[Stored records]
▬▬▬▬▬▬
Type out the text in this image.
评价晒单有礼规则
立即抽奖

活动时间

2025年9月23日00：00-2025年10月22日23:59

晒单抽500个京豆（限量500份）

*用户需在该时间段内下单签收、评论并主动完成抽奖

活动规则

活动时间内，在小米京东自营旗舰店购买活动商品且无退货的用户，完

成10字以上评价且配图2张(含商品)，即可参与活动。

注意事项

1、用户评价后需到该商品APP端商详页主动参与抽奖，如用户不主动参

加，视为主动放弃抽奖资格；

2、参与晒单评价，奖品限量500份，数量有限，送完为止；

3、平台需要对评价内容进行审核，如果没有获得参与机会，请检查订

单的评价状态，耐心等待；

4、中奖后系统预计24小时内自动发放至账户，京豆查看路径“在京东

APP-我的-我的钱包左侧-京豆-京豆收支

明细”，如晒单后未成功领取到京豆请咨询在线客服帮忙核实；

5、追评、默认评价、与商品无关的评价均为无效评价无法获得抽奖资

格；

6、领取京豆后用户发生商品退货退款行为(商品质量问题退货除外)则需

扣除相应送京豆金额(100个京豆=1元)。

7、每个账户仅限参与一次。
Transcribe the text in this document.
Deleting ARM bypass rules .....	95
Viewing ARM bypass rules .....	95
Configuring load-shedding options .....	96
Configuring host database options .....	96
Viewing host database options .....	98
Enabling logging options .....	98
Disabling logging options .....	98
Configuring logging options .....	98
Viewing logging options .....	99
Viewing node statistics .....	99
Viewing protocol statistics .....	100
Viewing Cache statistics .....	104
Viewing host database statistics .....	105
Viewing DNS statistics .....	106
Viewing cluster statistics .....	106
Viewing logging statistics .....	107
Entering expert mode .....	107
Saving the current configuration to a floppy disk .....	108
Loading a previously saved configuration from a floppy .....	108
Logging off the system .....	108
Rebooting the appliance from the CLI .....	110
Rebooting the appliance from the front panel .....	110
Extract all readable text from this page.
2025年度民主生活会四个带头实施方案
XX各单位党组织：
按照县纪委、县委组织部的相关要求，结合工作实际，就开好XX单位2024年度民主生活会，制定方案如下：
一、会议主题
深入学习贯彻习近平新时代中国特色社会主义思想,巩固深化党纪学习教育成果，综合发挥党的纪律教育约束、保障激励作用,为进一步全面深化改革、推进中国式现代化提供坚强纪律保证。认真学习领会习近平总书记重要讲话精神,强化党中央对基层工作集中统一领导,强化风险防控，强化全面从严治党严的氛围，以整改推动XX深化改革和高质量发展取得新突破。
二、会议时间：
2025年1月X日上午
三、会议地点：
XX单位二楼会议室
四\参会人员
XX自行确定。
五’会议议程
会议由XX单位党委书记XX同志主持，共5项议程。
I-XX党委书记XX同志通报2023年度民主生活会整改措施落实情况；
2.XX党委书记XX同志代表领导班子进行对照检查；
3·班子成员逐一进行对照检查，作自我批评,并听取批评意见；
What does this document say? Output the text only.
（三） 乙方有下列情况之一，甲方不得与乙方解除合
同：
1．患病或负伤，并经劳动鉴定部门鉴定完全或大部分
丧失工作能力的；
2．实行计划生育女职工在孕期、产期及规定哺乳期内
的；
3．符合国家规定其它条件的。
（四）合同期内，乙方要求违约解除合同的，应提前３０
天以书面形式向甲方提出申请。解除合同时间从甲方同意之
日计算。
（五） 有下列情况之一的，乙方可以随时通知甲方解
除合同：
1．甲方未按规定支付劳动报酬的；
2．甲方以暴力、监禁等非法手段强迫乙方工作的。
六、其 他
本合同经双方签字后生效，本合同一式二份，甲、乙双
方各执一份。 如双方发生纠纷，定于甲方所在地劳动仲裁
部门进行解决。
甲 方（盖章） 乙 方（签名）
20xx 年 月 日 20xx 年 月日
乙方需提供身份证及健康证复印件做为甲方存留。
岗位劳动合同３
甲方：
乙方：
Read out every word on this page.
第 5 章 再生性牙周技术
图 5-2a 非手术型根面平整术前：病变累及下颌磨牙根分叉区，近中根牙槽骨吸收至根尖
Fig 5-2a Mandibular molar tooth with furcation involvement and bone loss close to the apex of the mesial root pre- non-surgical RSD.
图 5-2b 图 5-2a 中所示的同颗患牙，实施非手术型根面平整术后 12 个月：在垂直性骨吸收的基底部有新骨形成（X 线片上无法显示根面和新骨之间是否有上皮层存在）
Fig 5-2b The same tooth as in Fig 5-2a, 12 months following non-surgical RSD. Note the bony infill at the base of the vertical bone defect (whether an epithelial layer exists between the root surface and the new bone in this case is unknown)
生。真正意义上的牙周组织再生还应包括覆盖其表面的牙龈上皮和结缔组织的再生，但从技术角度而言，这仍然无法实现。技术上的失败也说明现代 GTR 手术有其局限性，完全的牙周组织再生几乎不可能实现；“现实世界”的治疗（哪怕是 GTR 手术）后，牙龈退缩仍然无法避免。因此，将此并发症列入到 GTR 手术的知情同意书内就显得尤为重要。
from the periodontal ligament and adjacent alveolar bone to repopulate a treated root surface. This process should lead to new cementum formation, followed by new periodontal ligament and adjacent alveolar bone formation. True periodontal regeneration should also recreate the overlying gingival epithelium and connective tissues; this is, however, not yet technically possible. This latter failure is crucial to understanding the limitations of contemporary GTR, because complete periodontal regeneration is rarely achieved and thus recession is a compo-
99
▬▬▬▬▬▬
* _What the task asks_
Report how many lines of the data contain the word "appliance", using the number alone.

* _Reply_
2